WRITTEN INSTRUCTION » Leave out the images; return the rest of the data exactly.
>> BEGIN AVAILABLE RECORDS
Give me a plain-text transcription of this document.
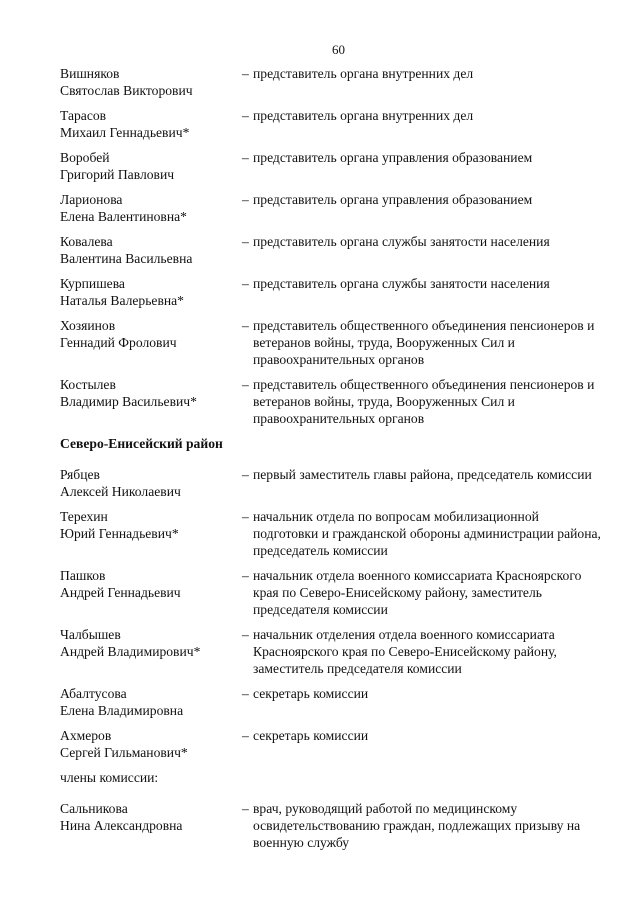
60
Вишняков
Святослав Викторович
– представитель органа внутренних дел
Тарасов
Михаил Геннадьевич*
– представитель органа внутренних дел
Воробей
Григорий Павлович
– представитель органа управления образованием
Ларионова
Елена Валентиновна*
– представитель органа управления образованием
Ковалева
Валентина Васильевна
– представитель органа службы занятости населения
Курпишева
Наталья Валерьевна*
– представитель органа службы занятости населения
Хозяинов
Геннадий Фролович
– представитель общественного объединения пенсионеров и ветеранов войны, труда, Вооруженных Сил и правоохранительных органов
Костылев
Владимир Васильевич*
– представитель общественного объединения пенсионеров и ветеранов войны, труда, Вооруженных Сил и правоохранительных органов
Северо-Енисейский район
Рябцев
Алексей Николаевич
– первый заместитель главы района, председатель комиссии
Терехин
Юрий Геннадьевич*
– начальник отдела по вопросам мобилизационной подготовки и гражданской обороны администрации района, председатель комиссии
Пашков
Андрей Геннадьевич
– начальник отдела военного комиссариата Красноярского края по Северо-Енисейскому району, заместитель председателя комиссии
Чалбышев
Андрей Владимирович*
– начальник отделения отдела военного комиссариата Красноярского края по Северо-Енисейскому району, заместитель председателя комиссии
Абалтусова
Елена Владимировна
– секретарь комиссии
Ахмеров
Сергей Гильманович*
– секретарь комиссии
члены комиссии:
Сальникова
Нина Александровна
– врач, руководящий работой по медицинскому освидетельствованию граждан, подлежащих призыву на военную службу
>> END AVAILABLE RECORDS
EXERCISE OUTPUT »
Give me a plain-text transcription of this document.
60
Вишняков
Святослав Викторович
– представитель органа внутренних дел
Тарасов
Михаил Геннадьевич*
– представитель органа внутренних дел
Воробей
Григорий Павлович
– представитель органа управления образованием
Ларионова
Елена Валентиновна*
– представитель органа управления образованием
Ковалева
Валентина Васильевна
– представитель органа службы занятости населения
Курпишева
Наталья Валерьевна*
– представитель органа службы занятости населения
Хозяинов
Геннадий Фролович
– представитель общественного объединения пенсионеров и ветеранов войны, труда, Вооруженных Сил и правоохранительных органов
Костылев
Владимир Васильевич*
– представитель общественного объединения пенсионеров и ветеранов войны, труда, Вооруженных Сил и правоохранительных органов
Северо-Енисейский район
Рябцев
Алексей Николаевич
– первый заместитель главы района, председатель комиссии
Терехин
Юрий Геннадьевич*
– начальник отдела по вопросам мобилизационной подготовки и гражданской обороны администрации района, председатель комиссии
Пашков
Андрей Геннадьевич
– начальник отдела военного комиссариата Красноярского края по Северо-Енисейскому району, заместитель председателя комиссии
Чалбышев
Андрей Владимирович*
– начальник отделения отдела военного комиссариата Красноярского края по Северо-Енисейскому району, заместитель председателя комиссии
Абалтусова
Елена Владимировна
– секретарь комиссии
Ахмеров
Сергей Гильманович*
– секретарь комиссии
члены комиссии:
Сальникова
Нина Александровна
– врач, руководящий работой по медицинскому освидетельствованию граждан, подлежащих призыву на военную службу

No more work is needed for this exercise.